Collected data
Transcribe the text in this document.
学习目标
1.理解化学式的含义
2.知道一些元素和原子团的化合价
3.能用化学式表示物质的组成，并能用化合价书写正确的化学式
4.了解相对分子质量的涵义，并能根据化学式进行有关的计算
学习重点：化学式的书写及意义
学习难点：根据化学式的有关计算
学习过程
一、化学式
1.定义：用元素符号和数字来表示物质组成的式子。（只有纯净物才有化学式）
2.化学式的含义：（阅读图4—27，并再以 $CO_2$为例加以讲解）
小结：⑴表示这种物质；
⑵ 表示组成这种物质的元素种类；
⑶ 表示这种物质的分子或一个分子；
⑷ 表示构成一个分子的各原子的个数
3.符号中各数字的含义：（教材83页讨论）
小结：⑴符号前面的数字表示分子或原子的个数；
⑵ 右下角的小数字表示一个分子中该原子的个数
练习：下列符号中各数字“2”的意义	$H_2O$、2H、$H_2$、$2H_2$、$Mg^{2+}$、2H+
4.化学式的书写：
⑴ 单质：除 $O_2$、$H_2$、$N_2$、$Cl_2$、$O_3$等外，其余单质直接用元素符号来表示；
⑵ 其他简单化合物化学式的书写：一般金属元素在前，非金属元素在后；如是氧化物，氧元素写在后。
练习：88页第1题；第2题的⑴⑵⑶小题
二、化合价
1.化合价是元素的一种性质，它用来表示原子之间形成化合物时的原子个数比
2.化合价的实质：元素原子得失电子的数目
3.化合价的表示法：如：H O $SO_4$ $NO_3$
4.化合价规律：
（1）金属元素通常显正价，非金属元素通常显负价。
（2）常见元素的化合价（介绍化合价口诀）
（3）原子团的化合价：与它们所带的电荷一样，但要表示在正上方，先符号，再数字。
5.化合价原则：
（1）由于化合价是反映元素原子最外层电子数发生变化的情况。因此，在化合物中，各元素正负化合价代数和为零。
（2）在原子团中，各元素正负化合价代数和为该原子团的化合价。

Goal - Using the data above, reproduce every line exactly.

Worked solution -
Transcribe the text in this document.
学习目标
1.理解化学式的含义
2.知道一些元素和原子团的化合价
3.能用化学式表示物质的组成，并能用化合价书写正确的化学式
4.了解相对分子质量的涵义，并能根据化学式进行有关的计算
学习重点：化学式的书写及意义
学习难点：根据化学式的有关计算
学习过程
一、化学式
1.定义：用元素符号和数字来表示物质组成的式子。（只有纯净物才有化学式）
2.化学式的含义：（阅读图4—27，并再以 $CO_2$为例加以讲解）
小结：⑴表示这种物质；
⑵ 表示组成这种物质的元素种类；
⑶ 表示这种物质的分子或一个分子；
⑷ 表示构成一个分子的各原子的个数
3.符号中各数字的含义：（教材83页讨论）
小结：⑴符号前面的数字表示分子或原子的个数；
⑵ 右下角的小数字表示一个分子中该原子的个数
练习：下列符号中各数字“2”的意义	$H_2O$、2H、$H_2$、$2H_2$、$Mg^{2+}$、2H+
4.化学式的书写：
⑴ 单质：除 $O_2$、$H_2$、$N_2$、$Cl_2$、$O_3$等外，其余单质直接用元素符号来表示；
⑵ 其他简单化合物化学式的书写：一般金属元素在前，非金属元素在后；如是氧化物，氧元素写在后。
练习：88页第1题；第2题的⑴⑵⑶小题
二、化合价
1.化合价是元素的一种性质，它用来表示原子之间形成化合物时的原子个数比
2.化合价的实质：元素原子得失电子的数目
3.化合价的表示法：如：H O $SO_4$ $NO_3$
4.化合价规律：
（1）金属元素通常显正价，非金属元素通常显负价。
（2）常见元素的化合价（介绍化合价口诀）
（3）原子团的化合价：与它们所带的电荷一样，但要表示在正上方，先符号，再数字。
5.化合价原则：
（1）由于化合价是反映元素原子最外层电子数发生变化的情况。因此，在化合物中，各元素正负化合价代数和为零。
（2）在原子团中，各元素正负化合价代数和为该原子团的化合价。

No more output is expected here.